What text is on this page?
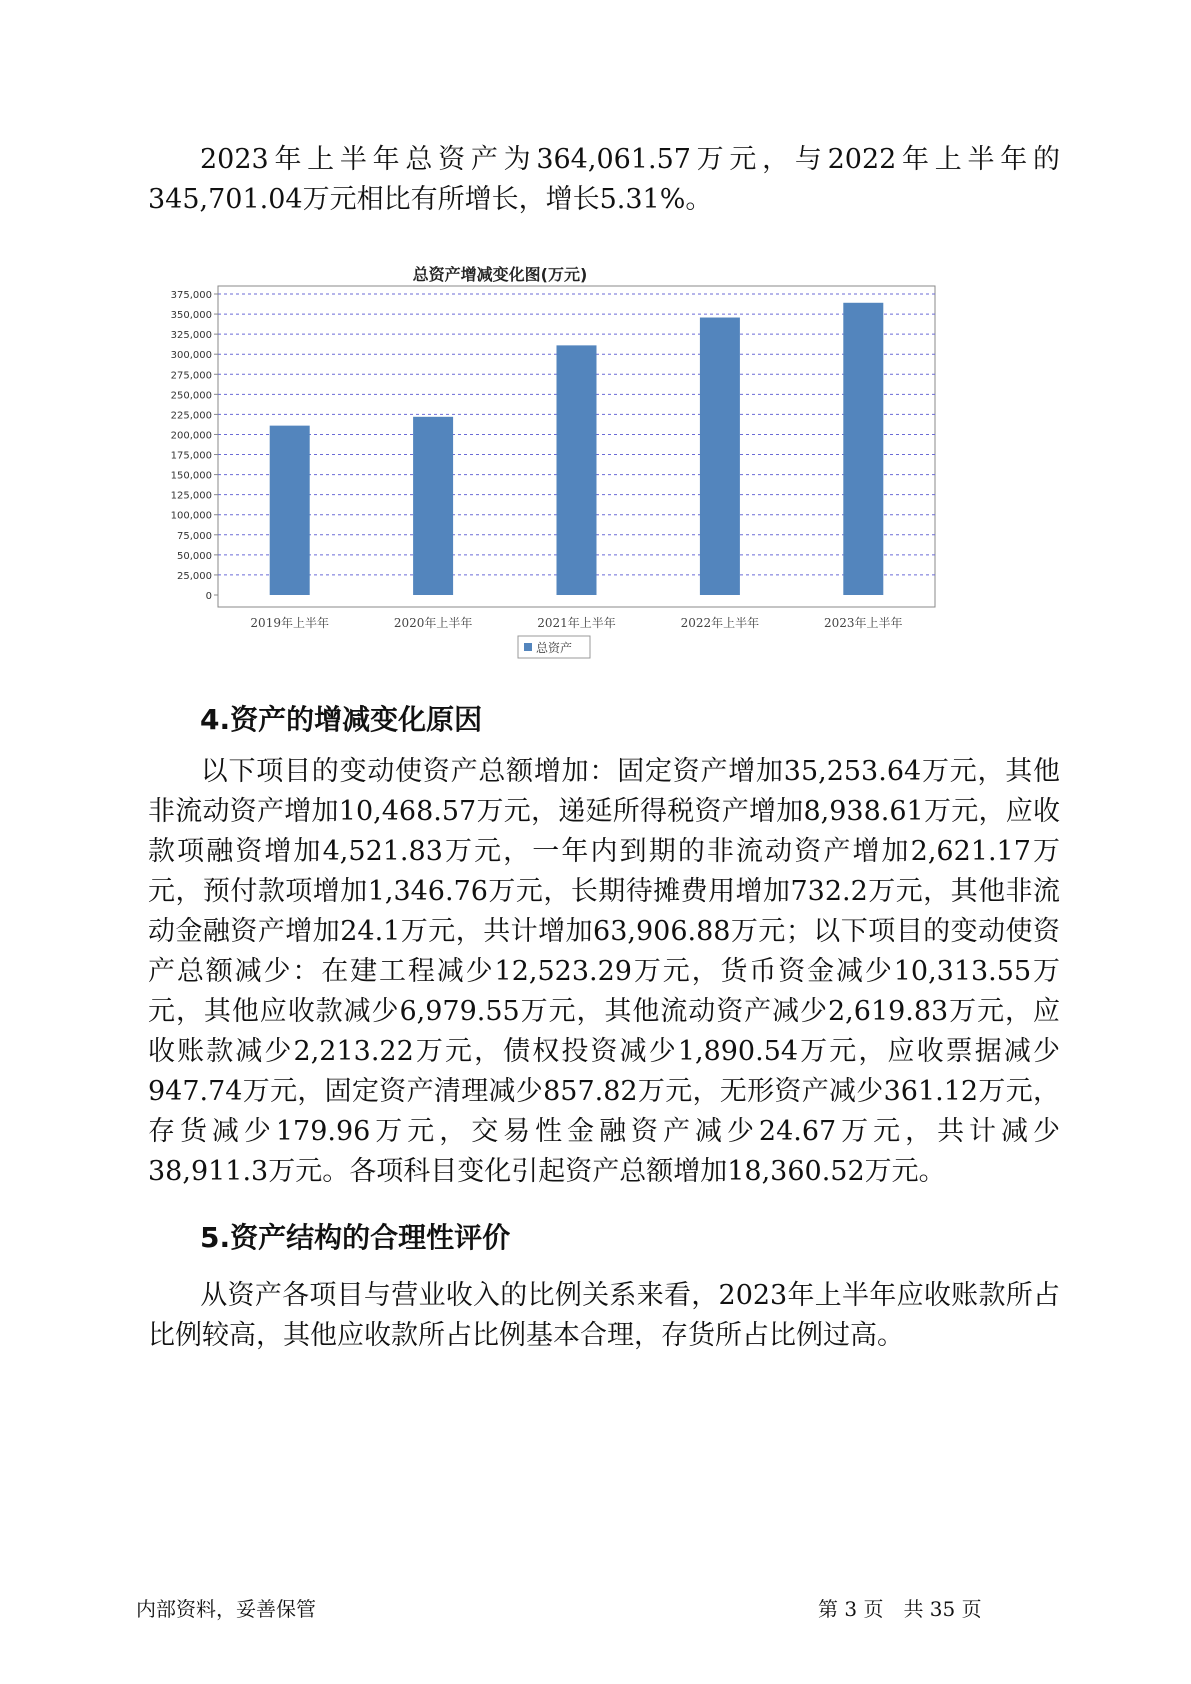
2023年上半年总资产为364,061.57万元，与2022年上半年的345,701.04万元相比有所增长，增长5.31%。

总资产增减变化图(万元)
0
25,000
50,000
75,000
100,000
125,000
150,000
175,000
200,000
225,000
250,000
275,000
300,000
325,000
350,000
375,000
2019年上半年	2020年上半年	2021年上半年	2022年上半年	2023年上半年
总资产
4.资产的增减变化原因

以下项目的变动使资产总额增加：固定资产增加35,253.64万元，其他非流动资产增加10,468.57万元，递延所得税资产增加8,938.61万元，应收款项融资增加4,521.83万元，一年内到期的非流动资产增加2,621.17万元，预付款项增加1,346.76万元，长期待摊费用增加732.2万元，其他非流动金融资产增加24.1万元，共计增加63,906.88万元；以下项目的变动使资产总额减少：在建工程减少12,523.29万元，货币资金减少10,313.55万元，其他应收款减少6,979.55万元，其他流动资产减少2,619.83万元，应收账款减少2,213.22万元，债权投资减少1,890.54万元，应收票据减少947.74万元，固定资产清理减少857.82万元，无形资产减少361.12万元，存货减少179.96万元，交易性金融资产减少24.67万元，共计减少38,911.3万元。各项科目变化引起资产总额增加18,360.52万元。

5.资产结构的合理性评价

从资产各项目与营业收入的比例关系来看，2023年上半年应收账款所占比例较高，其他应收款所占比例基本合理，存货所占比例过高。

内部资料，妥善保管	第 3 页　共 35 页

> [REQUIRED WORK]: Restate the listing above word for word, and skip the pictures.

> [FINAL RESULT]:
What text is on this page?
2023年上半年总资产为364,061.57万元，与2022年上半年的345,701.04万元相比有所增长，增长5.31%。

总资产增减变化图(万元)
0
25,000
50,000
75,000
100,000
125,000
150,000
175,000
200,000
225,000
250,000
275,000
300,000
325,000
350,000
375,000
2019年上半年	2020年上半年	2021年上半年	2022年上半年	2023年上半年
总资产
4.资产的增减变化原因

以下项目的变动使资产总额增加：固定资产增加35,253.64万元，其他非流动资产增加10,468.57万元，递延所得税资产增加8,938.61万元，应收款项融资增加4,521.83万元，一年内到期的非流动资产增加2,621.17万元，预付款项增加1,346.76万元，长期待摊费用增加732.2万元，其他非流动金融资产增加24.1万元，共计增加63,906.88万元；以下项目的变动使资产总额减少：在建工程减少12,523.29万元，货币资金减少10,313.55万元，其他应收款减少6,979.55万元，其他流动资产减少2,619.83万元，应收账款减少2,213.22万元，债权投资减少1,890.54万元，应收票据减少947.74万元，固定资产清理减少857.82万元，无形资产减少361.12万元，存货减少179.96万元，交易性金融资产减少24.67万元，共计减少38,911.3万元。各项科目变化引起资产总额增加18,360.52万元。

5.资产结构的合理性评价

从资产各项目与营业收入的比例关系来看，2023年上半年应收账款所占比例较高，其他应收款所占比例基本合理，存货所占比例过高。

内部资料，妥善保管	第 3 页　共 35 页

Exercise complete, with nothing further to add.